### Listing
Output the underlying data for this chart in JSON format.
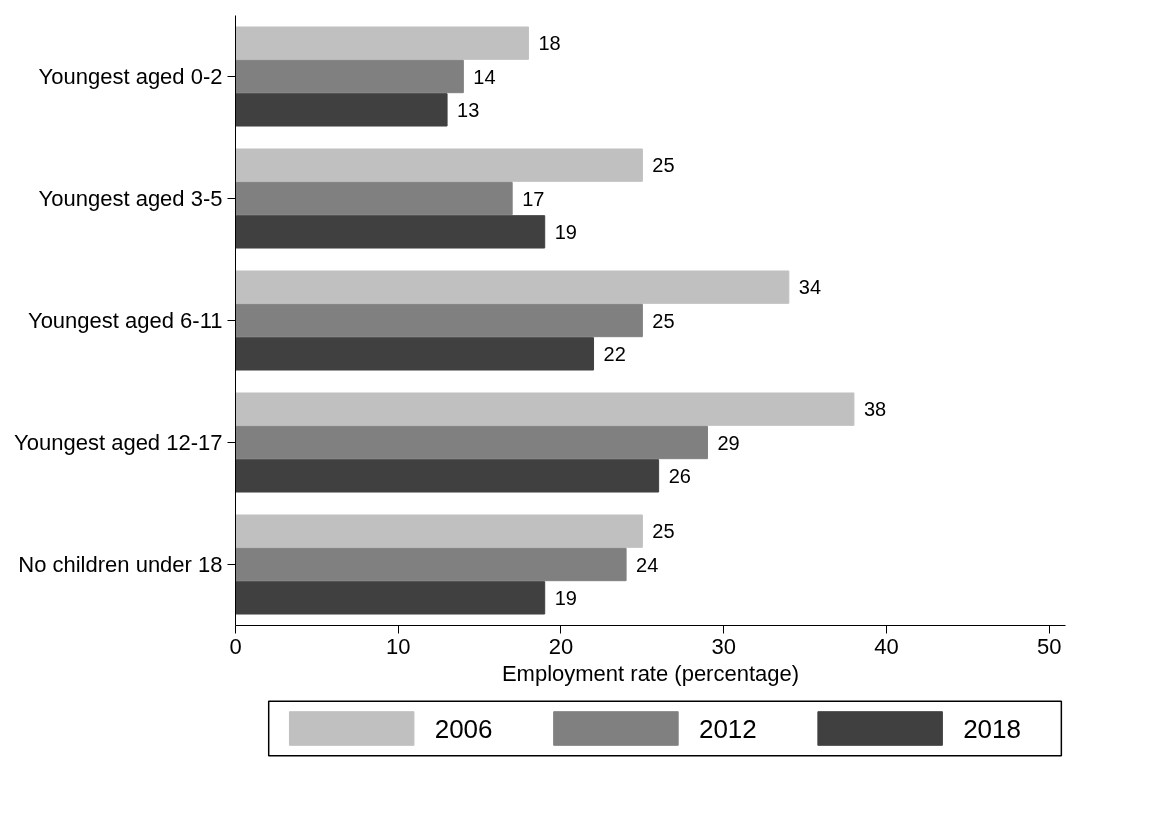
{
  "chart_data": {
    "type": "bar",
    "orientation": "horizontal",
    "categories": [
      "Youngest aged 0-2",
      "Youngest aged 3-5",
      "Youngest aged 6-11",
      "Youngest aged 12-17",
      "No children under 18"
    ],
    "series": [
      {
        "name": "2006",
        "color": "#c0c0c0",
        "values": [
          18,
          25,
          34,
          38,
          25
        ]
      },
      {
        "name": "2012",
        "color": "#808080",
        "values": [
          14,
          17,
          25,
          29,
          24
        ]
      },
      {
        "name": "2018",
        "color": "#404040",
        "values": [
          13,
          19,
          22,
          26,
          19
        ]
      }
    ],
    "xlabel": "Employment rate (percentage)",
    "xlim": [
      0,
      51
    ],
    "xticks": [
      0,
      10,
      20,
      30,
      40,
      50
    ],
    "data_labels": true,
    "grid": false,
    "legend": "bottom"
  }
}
######
*What the exercise asks*
Above are the records. Identify each line that contains the word "Youngest".

*Answer below*
      "Youngest aged 0-2",
      "Youngest aged 3-5",
      "Youngest aged 6-11",
      "Youngest aged 12-17",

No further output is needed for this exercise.